Monsieur le Président, vous avez dit que nous étions dans une société du doute. C'est aussi le propre de la démarche scientifique de douter, d'avoir du sens critique et d'avoir codifié la manière dont on doute et dont on exerce son sens critique. Le propre de l'intégrité n'est pas de se définir comme une absence de manquement à l'intégrité mais comme une chose positive. De quelle manière exerce-t-on le doute et comment alimenter la connaissance pour répondre aux questions que l'on se pose ? Tel est notre sujet.
La société se transforme plus vite que jamais. Par rapport aux grands défis climatiques et démographiques, le besoin de connaissances est une évidence. La Déclaration de Singapour de 2010 rappelle que la valeur et les bénéfices de la recherche pour la société sont dépendants, de manière vitale, de l'intégrité en recherche. Cela nous rappelle l'importance de la confiance, l'importance de fiabiliser les pratiques, les processus d'élaboration et de partage de la connaissance pour assurer la confiance au sein des communautés scientifiques, entre les communautés scientifiques de différentes obédiences disciplinaires et, plus généralement, entre la science et la société, ce qui est essentiel.
À l'heure des technologies de l'information et de la communication, on observe à la fois une exposition – et parfois un partage dans le cadre des sciences citoyennes – des pratiques scientifiques entre science et société, ainsi que des opportunités pour faire évoluer les outils, les pratiques scientifiques avec, notamment, une évolution des pratiques et des contraintes qui conduisent, le cas échéant, à des manquements à l'intégrité.
Une typologie sommaire des méconduites commence par les falsifications de données, les plagiats. Pour expliciter la distinction, dans le premier cas, je raconte n'importe quoi, le contraire de la réalité, dans le second cas, je raconte des choses que d'autres ont déjà raconté sans les citer de manière propre.

____________

CONSIGNE ÉCRITE 1 –
Pour chaque affirmation, indiquez par oui ou non si elle concorde avec le texte sur l'intégrité en recherche, puis citez mot pour mot le passage qui tranche. (a) La Déclaration de Singapour date de 2010. (b) L'intégrité se définit comme une simple absence de manquement. (c) La société se transforme plus lentement qu'autrefois.
CONSIGNE ÉCRITE 2 –
Poursuivez le texte sur l'intégrité en recherche à partir de sa dernière phrase.
Les entrées ne sont d'aucune utilité pour ce travail.

____________

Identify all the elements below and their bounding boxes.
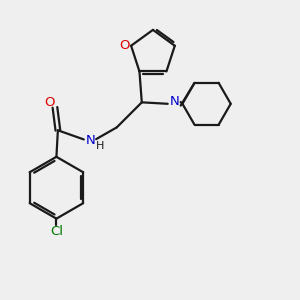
Text: N: N — [85, 134, 95, 147]
Text: Cl: Cl — [50, 224, 63, 238]
Text: N: N — [169, 95, 179, 108]
Text: O: O — [119, 39, 130, 52]
Text: O: O — [44, 95, 55, 109]
Text: H: H — [95, 141, 104, 151]
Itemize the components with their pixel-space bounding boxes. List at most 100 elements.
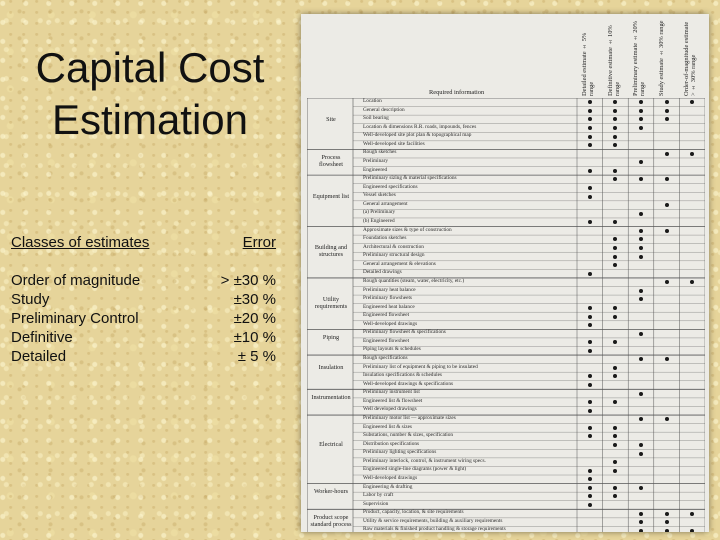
estimate-column-heading: Definitive estimate ± 10% range [606, 25, 621, 96]
required-dot [613, 125, 618, 130]
required-dot [613, 485, 618, 490]
category-label: Insulation [318, 364, 344, 372]
requirement-item: General description [363, 106, 405, 113]
required-dot [639, 443, 643, 448]
class-error: ±10 % [233, 329, 276, 346]
requirement-item: Location [363, 98, 382, 104]
classes-column: Classes of estimates Order of magnitude S… [11, 233, 149, 366]
requirement-item: Insulation specifications & schedules [363, 372, 442, 379]
required-dot [613, 177, 618, 182]
required-dot [664, 417, 669, 422]
slide-title: Capital Cost Estimation [35, 44, 265, 143]
required-dot [587, 185, 592, 190]
requirement-item: Preliminary flowsheets [363, 295, 412, 302]
error-list: > ±30 % ±30 % ±20 % ±10 % ± 5 % [200, 271, 276, 366]
required-dot [613, 340, 618, 345]
requirement-item: Engineering & drafting [363, 483, 413, 490]
category-label: Site [326, 115, 336, 123]
required-dot [639, 100, 643, 105]
required-dot [613, 168, 618, 173]
requirement-item: Well-developed site facilities [363, 140, 425, 147]
required-dot [613, 314, 618, 319]
required-dot [639, 485, 643, 490]
required-dot [664, 117, 669, 122]
requirement-item: Substations, number & sizes, specificati… [363, 432, 454, 439]
requirement-item: Well developed drawings [363, 406, 417, 413]
requirement-item: Preliminary lighting specifications [363, 449, 437, 456]
requirement-item: (a) Preliminary [363, 209, 396, 216]
required-dot [690, 151, 695, 156]
category-label: Equipment list [312, 192, 350, 200]
category-label: Process flowsheet [318, 154, 344, 169]
required-dot [664, 280, 669, 285]
required-dot [639, 528, 643, 532]
requirement-item: Engineered heat balance [363, 303, 415, 310]
required-dot [664, 203, 669, 208]
required-dot [587, 348, 592, 353]
required-dot [587, 125, 592, 130]
required-dot [639, 254, 643, 259]
required-dot [613, 365, 618, 370]
required-dot [664, 151, 669, 156]
required-dot [639, 288, 643, 293]
required-information-header: Required information [429, 89, 485, 96]
table-grid [307, 98, 705, 532]
requirement-item: Raw materials & finished product handlin… [363, 526, 506, 532]
estimate-column-heading: Order-of-magnitude estimate > ± 30% rang… [683, 21, 698, 96]
requirement-item: Architectural & construction [363, 243, 424, 250]
estimate-requirements-table-photo: Detailed estimate ± 5% range Definitive e… [301, 14, 709, 532]
required-dot [639, 331, 643, 336]
required-dot [613, 468, 618, 473]
category-label: Product scope standard process [310, 514, 352, 529]
requirement-item: Piping layouts & schedules [363, 346, 421, 353]
required-dot [613, 434, 618, 439]
class-name: Preliminary Control [11, 310, 139, 327]
category-label: Utility requirements [314, 295, 348, 310]
requirement-item: Product, capacity, location, & site requ… [363, 509, 464, 516]
requirement-item: Engineered [363, 166, 388, 173]
required-dot [613, 305, 618, 310]
requirement-item: Preliminary interlock, control, & instru… [363, 457, 486, 464]
required-dot [639, 520, 643, 525]
required-dot [664, 511, 669, 516]
estimate-column-heading: Study estimate ± 30% range [657, 20, 665, 96]
required-dot [587, 134, 592, 139]
requirement-item: Vessel sketches [363, 192, 396, 199]
required-dot [639, 245, 643, 250]
required-dot [587, 100, 592, 105]
required-dot [587, 271, 592, 276]
requirement-item: Preliminary motor list — approximate siz… [363, 415, 456, 422]
requirement-item: Preliminary instrument list [363, 389, 420, 396]
required-dot [664, 357, 669, 362]
required-dot [664, 520, 669, 525]
required-dot [639, 357, 643, 362]
requirement-item: Detailed drawings [363, 269, 402, 276]
requirement-item: Preliminary flowsheet & specifications [363, 329, 446, 336]
required-dot [664, 177, 669, 182]
error-column: Error > ±30 % ±30 % ±20 % ±10 % ± 5 % [200, 233, 276, 366]
class-name: Order of magnitude [11, 272, 141, 289]
required-dot [639, 391, 643, 396]
requirement-item: Labor by craft [363, 492, 394, 499]
required-dot [690, 280, 695, 285]
requirement-item: Engineered flowsheet [363, 312, 410, 319]
required-dot [639, 125, 643, 130]
requirement-item: Supervision [363, 500, 389, 507]
required-dot [587, 374, 592, 379]
requirements-table: Site Location General description Soil bear… [307, 98, 705, 532]
class-error: ±30 % [233, 291, 276, 308]
requirement-item: Rough quantities (steam, water, electric… [363, 277, 465, 284]
class-error: ±20 % [233, 310, 276, 327]
required-dot [613, 117, 618, 122]
requirement-item: Rough specifications [363, 355, 408, 362]
required-dot [587, 168, 592, 173]
category-label: Instrumentation [311, 394, 351, 402]
required-dot [639, 177, 643, 182]
required-dot [613, 134, 618, 139]
required-dot [613, 400, 618, 405]
required-dot [587, 108, 592, 113]
required-dot [587, 468, 592, 473]
requirement-item: Distribution specifications [363, 440, 420, 447]
requirement-item: Preliminary [363, 157, 389, 164]
error-header: Error [242, 234, 276, 251]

____________

RÉPONSE ATTENDUE 1 –
(a) Oui : « La Déclaration de Singapour de 2010 ».
(b) Non : « Le propre de l'intégrité n'est pas de se définir comme une absence de manquement à l'intégrité mais comme une chose positive. »
(c) Non : « La société se transforme plus vite que jamais. »

RÉPONSE ATTENDUE 2 –
Au-delà de ces manquements à l'intégrité, toute une zone grise existe autour des notions d'honnêteté, de fiabilité, de respect et de traçabilité, autant de valeurs positives associées à l'intégrité et dans lesquelles on trouve des zones d'ombre : référencements biaisés des études, « saucissonnage » des publications pour en augmenter le nombre, conflits d'intérêts, signatures abusives, archivage déficient, méthodes non reproductibles... Certaines études montrent que de trop nombreux articles scientifiques sont réalisés avec des méthodes que d'autres chercheurs ne peuvent pas reproduire, alors que c'est l'un des fondements de la confiance entre chercheurs. Citons encore les mauvaises statistiques utilisées, l'échantillonnage biaisé ou l'embellissement des données. Il y a tout un continuum entre la volonté légitime de montrer les meilleurs résultats et celle de montrer systématiquement l'embellissement.
Au risque de me répéter, l'intégrité ne se réduit pas à une absence de manquement à l'intégrité, sinon le raisonnement devient circulaire. Comme je l'ai dit, nous allons essayer de parler de l'intégrité scientifique de manière positive.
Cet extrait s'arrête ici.